» **REQUEST**
Wherever a line holds the word "original", copy that line out.

» **ENTRIES**
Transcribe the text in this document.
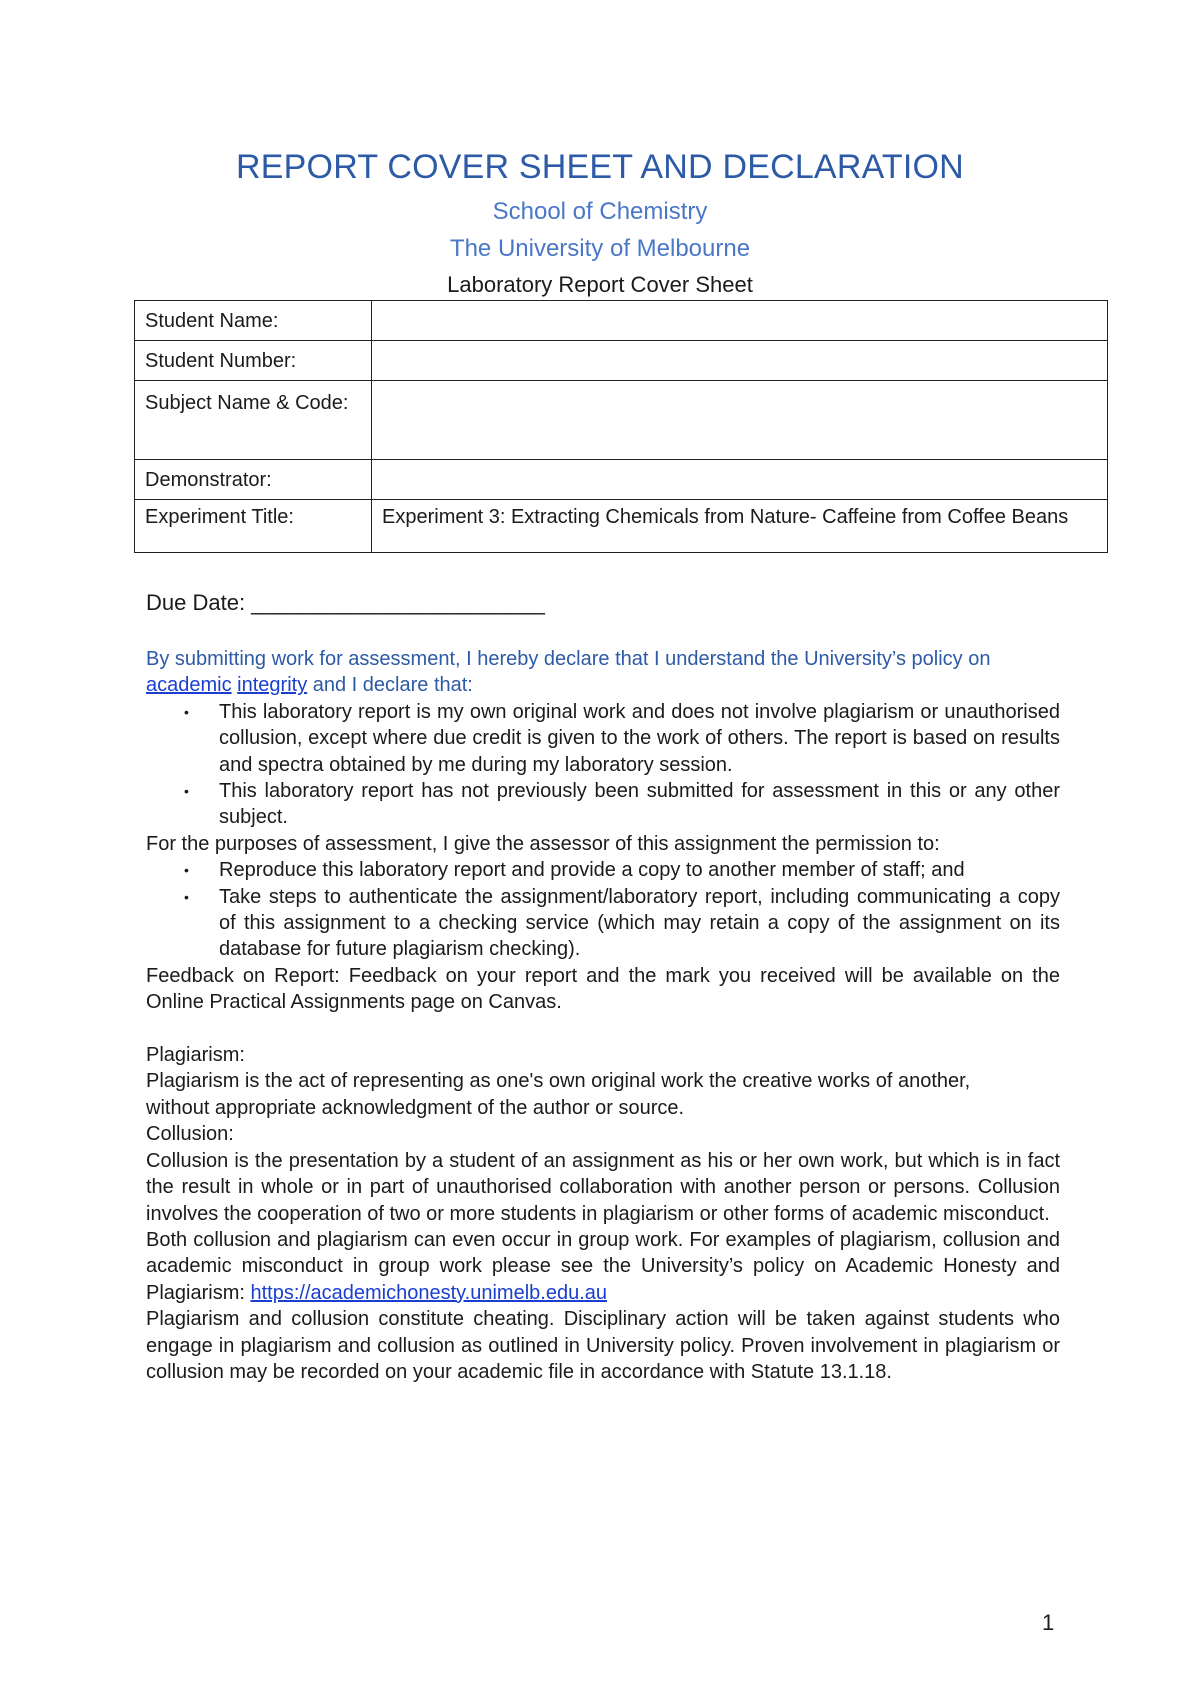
REPORT COVER SHEET AND DECLARATION
School of Chemistry
The University of Melbourne
Laboratory Report Cover Sheet
Student Name:	
Student Number:	
Subject Name & Code:	
Demonstrator:	
Experiment Title:	Experiment 3: Extracting Chemicals from Nature- Caffeine from Coffee Beans
Due Date: ________________________
By submitting work for assessment, I hereby declare that I understand the University’s policy on academic integrity and I declare that:
• This laboratory report is my own original work and does not involve plagiarism or unauthorised collusion, except where due credit is given to the work of others. The report is based on results and spectra obtained by me during my laboratory session.
• This laboratory report has not previously been submitted for assessment in this or any other subject.
For the purposes of assessment, I give the assessor of this assignment the permission to:
• Reproduce this laboratory report and provide a copy to another member of staff; and
• Take steps to authenticate the assignment/laboratory report, including communicating a copy of this assignment to a checking service (which may retain a copy of the assignment on its database for future plagiarism checking).
Feedback on Report: Feedback on your report and the mark you received will be available on the Online Practical Assignments page on Canvas.
Plagiarism:
Plagiarism is the act of representing as one's own original work the creative works of another, without appropriate acknowledgment of the author or source.
Collusion:
Collusion is the presentation by a student of an assignment as his or her own work, but which is in fact the result in whole or in part of unauthorised collaboration with another person or persons. Collusion involves the cooperation of two or more students in plagiarism or other forms of academic misconduct.
Both collusion and plagiarism can even occur in group work. For examples of plagiarism, collusion and academic misconduct in group work please see the University’s policy on Academic Honesty and Plagiarism: https://academichonesty.unimelb.edu.au
Plagiarism and collusion constitute cheating. Disciplinary action will be taken against students who engage in plagiarism and collusion as outlined in University policy. Proven involvement in plagiarism or collusion may be recorded on your academic file in accordance with Statute 13.1.18.
1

» **EXERCISE ANSWER**
• This laboratory report is my own original work and does not involve plagiarism or unauthorised collusion, except where due credit is given to the work of others. The report is based on results and spectra obtained by me during my laboratory session.
Plagiarism is the act of representing as one's own original work the creative works of another, without appropriate acknowledgment of the author or source.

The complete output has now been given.